— Start Input for this task —

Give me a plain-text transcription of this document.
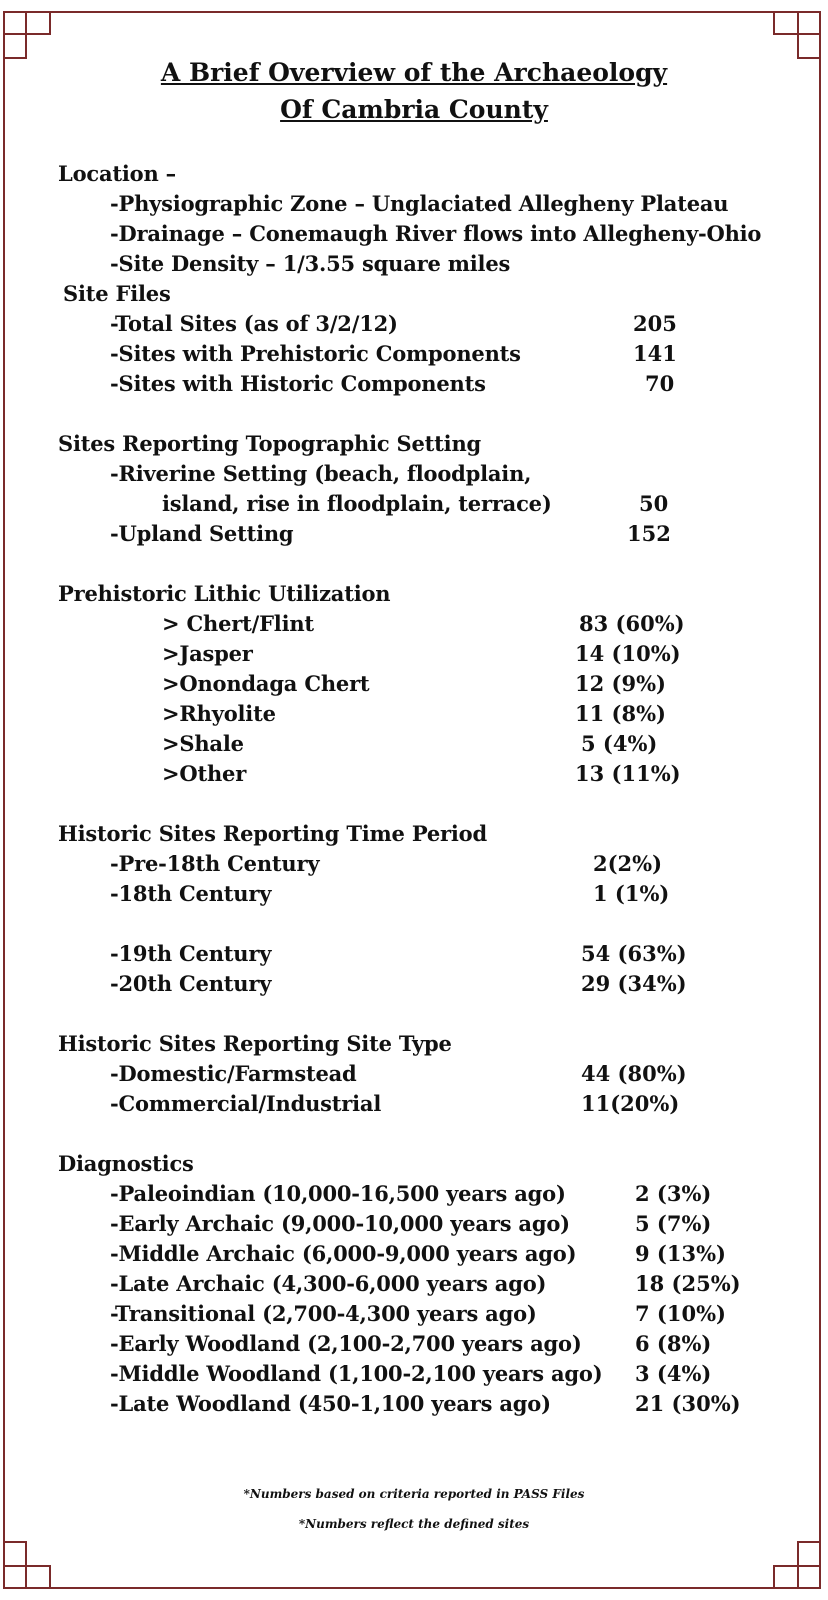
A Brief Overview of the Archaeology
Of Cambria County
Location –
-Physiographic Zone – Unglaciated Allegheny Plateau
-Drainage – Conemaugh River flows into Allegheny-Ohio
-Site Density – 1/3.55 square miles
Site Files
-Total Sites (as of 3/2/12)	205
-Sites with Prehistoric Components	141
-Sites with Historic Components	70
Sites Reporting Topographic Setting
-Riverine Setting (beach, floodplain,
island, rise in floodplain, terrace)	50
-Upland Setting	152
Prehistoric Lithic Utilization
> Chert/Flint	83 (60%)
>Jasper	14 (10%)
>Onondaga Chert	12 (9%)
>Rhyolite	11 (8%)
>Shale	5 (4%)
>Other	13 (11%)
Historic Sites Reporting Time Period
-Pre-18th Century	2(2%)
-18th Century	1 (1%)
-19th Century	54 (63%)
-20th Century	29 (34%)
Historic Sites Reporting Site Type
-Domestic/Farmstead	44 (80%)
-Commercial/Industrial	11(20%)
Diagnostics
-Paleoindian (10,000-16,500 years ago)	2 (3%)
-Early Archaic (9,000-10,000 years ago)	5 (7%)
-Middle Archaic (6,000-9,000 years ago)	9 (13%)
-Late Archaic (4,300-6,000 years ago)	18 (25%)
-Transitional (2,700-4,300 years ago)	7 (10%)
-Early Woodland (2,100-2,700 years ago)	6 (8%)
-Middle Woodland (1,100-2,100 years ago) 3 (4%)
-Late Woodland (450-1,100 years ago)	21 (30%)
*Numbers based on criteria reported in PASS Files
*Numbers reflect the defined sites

— End Input for this task —

* Task to complete
All of the material above is to be copied exactly, except for its images.

* Written answer
Give me a plain-text transcription of this document.
A Brief Overview of the Archaeology
Of Cambria County
Location –
-Physiographic Zone – Unglaciated Allegheny Plateau
-Drainage – Conemaugh River flows into Allegheny-Ohio
-Site Density – 1/3.55 square miles
Site Files
-Total Sites (as of 3/2/12)	205
-Sites with Prehistoric Components	141
-Sites with Historic Components	70
Sites Reporting Topographic Setting
-Riverine Setting (beach, floodplain,
island, rise in floodplain, terrace)	50
-Upland Setting	152
Prehistoric Lithic Utilization
> Chert/Flint	83 (60%)
>Jasper	14 (10%)
>Onondaga Chert	12 (9%)
>Rhyolite	11 (8%)
>Shale	5 (4%)
>Other	13 (11%)
Historic Sites Reporting Time Period
-Pre-18th Century	2(2%)
-18th Century	1 (1%)
-19th Century	54 (63%)
-20th Century	29 (34%)
Historic Sites Reporting Site Type
-Domestic/Farmstead	44 (80%)
-Commercial/Industrial	11(20%)
Diagnostics
-Paleoindian (10,000-16,500 years ago)	2 (3%)
-Early Archaic (9,000-10,000 years ago)	5 (7%)
-Middle Archaic (6,000-9,000 years ago)	9 (13%)
-Late Archaic (4,300-6,000 years ago)	18 (25%)
-Transitional (2,700-4,300 years ago)	7 (10%)
-Early Woodland (2,100-2,700 years ago)	6 (8%)
-Middle Woodland (1,100-2,100 years ago) 3 (4%)
-Late Woodland (450-1,100 years ago)	21 (30%)
*Numbers based on criteria reported in PASS Files
*Numbers reflect the defined sites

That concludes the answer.